[Annotated region listings]
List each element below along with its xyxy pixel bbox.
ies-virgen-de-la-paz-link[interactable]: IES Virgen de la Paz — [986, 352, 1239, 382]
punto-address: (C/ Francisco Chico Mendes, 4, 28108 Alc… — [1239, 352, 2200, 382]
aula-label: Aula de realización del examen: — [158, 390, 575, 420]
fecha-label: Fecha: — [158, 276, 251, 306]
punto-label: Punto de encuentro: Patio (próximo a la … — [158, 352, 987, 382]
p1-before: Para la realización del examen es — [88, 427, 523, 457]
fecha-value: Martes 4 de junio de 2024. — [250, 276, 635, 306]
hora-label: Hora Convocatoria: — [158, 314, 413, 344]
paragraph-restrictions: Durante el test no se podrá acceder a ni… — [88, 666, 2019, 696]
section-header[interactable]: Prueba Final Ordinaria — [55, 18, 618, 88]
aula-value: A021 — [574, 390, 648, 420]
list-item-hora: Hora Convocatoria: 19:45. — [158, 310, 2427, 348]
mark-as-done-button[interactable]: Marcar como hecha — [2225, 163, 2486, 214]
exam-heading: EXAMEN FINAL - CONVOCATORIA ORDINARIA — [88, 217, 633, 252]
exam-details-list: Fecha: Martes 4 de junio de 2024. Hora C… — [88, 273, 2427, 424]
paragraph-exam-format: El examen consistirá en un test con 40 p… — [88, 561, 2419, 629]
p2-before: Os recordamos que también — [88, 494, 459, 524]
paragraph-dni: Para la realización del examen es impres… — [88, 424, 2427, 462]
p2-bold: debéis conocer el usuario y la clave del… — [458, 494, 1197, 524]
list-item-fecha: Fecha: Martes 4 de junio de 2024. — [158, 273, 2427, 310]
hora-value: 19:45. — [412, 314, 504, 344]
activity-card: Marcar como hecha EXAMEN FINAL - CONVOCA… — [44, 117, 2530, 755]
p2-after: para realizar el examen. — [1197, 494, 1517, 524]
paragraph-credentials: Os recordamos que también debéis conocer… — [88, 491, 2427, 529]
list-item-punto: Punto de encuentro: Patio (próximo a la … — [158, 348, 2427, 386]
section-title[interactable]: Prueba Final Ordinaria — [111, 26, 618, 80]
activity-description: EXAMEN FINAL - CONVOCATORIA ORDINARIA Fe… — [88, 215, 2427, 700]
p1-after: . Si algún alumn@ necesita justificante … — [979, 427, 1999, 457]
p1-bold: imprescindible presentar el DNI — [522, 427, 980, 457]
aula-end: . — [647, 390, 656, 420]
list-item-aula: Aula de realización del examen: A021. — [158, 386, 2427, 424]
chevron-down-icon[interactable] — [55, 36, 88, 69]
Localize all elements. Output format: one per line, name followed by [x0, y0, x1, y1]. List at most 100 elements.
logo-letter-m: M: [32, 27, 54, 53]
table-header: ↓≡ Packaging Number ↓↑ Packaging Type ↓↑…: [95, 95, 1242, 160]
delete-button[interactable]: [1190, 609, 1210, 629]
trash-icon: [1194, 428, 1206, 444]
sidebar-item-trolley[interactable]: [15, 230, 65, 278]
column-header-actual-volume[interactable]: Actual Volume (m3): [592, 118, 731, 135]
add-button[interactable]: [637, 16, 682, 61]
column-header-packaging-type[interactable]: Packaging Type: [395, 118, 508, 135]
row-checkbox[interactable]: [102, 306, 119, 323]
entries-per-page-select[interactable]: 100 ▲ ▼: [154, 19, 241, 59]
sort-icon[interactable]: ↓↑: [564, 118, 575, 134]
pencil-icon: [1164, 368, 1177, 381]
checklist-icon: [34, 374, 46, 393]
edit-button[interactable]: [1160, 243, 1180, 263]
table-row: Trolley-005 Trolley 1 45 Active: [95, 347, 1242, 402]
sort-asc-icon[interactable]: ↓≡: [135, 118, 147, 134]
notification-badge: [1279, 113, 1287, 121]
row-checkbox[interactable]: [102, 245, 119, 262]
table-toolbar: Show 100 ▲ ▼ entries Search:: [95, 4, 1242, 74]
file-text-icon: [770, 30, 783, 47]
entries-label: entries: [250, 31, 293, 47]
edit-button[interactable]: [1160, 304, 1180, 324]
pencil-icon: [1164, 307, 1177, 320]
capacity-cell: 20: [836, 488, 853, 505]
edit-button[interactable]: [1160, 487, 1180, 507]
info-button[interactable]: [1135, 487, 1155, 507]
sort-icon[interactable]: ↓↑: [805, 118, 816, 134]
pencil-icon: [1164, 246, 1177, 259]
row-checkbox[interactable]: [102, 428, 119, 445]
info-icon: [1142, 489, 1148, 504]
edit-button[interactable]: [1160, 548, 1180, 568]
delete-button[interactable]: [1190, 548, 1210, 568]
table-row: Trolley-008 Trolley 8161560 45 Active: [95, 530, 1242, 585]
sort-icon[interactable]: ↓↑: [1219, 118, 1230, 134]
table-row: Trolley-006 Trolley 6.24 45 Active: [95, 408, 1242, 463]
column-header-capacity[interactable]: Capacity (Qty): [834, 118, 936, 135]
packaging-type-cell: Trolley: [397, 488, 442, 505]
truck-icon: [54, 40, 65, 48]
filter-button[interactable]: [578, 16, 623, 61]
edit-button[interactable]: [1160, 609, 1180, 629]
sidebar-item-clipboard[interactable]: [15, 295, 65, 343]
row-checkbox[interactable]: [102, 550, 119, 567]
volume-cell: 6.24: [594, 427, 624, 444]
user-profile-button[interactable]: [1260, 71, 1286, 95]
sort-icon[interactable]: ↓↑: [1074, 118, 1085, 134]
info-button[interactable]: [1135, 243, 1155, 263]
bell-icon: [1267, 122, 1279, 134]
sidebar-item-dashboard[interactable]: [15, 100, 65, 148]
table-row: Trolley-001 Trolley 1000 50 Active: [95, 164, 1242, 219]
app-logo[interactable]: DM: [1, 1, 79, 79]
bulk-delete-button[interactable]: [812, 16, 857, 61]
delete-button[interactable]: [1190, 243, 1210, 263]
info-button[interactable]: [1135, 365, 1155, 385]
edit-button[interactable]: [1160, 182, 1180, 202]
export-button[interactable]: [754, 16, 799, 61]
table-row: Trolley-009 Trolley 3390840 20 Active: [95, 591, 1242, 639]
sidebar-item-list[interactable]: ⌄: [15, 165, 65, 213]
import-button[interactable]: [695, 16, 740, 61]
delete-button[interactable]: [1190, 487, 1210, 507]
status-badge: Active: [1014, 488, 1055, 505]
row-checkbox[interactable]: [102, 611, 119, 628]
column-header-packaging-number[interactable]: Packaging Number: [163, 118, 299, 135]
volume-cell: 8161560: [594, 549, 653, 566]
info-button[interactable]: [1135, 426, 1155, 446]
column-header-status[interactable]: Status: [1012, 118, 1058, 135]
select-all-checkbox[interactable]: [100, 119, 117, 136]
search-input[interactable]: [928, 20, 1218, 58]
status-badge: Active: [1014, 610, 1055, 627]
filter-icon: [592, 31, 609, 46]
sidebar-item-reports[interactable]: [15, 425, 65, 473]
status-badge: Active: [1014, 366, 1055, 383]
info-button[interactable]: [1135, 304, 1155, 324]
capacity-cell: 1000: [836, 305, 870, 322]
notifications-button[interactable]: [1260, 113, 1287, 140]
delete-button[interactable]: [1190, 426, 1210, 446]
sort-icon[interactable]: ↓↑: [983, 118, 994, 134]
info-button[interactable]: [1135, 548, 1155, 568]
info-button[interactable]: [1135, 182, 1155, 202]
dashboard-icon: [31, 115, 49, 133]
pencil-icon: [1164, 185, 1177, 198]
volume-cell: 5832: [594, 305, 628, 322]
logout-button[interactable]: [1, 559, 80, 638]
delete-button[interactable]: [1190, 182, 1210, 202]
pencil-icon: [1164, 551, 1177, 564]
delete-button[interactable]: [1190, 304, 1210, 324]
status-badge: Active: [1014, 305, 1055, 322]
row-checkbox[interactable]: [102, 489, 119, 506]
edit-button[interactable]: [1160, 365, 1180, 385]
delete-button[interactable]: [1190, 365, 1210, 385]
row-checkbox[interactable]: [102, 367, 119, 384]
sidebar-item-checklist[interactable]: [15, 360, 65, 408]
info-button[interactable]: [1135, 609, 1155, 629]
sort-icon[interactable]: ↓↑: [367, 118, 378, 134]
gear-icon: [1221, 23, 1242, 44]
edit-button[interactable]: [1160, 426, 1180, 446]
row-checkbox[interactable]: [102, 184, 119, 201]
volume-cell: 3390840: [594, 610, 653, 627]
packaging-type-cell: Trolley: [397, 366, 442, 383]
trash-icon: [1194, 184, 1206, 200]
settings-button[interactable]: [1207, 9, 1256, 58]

Written exercise -
Please find each line in the listings above that contains the string "dashboard", and copy those lines out in full.

Exercise solution -
sidebar-item-dashboard[interactable]: [15, 100, 65, 148]
dashboard-icon: [31, 115, 49, 133]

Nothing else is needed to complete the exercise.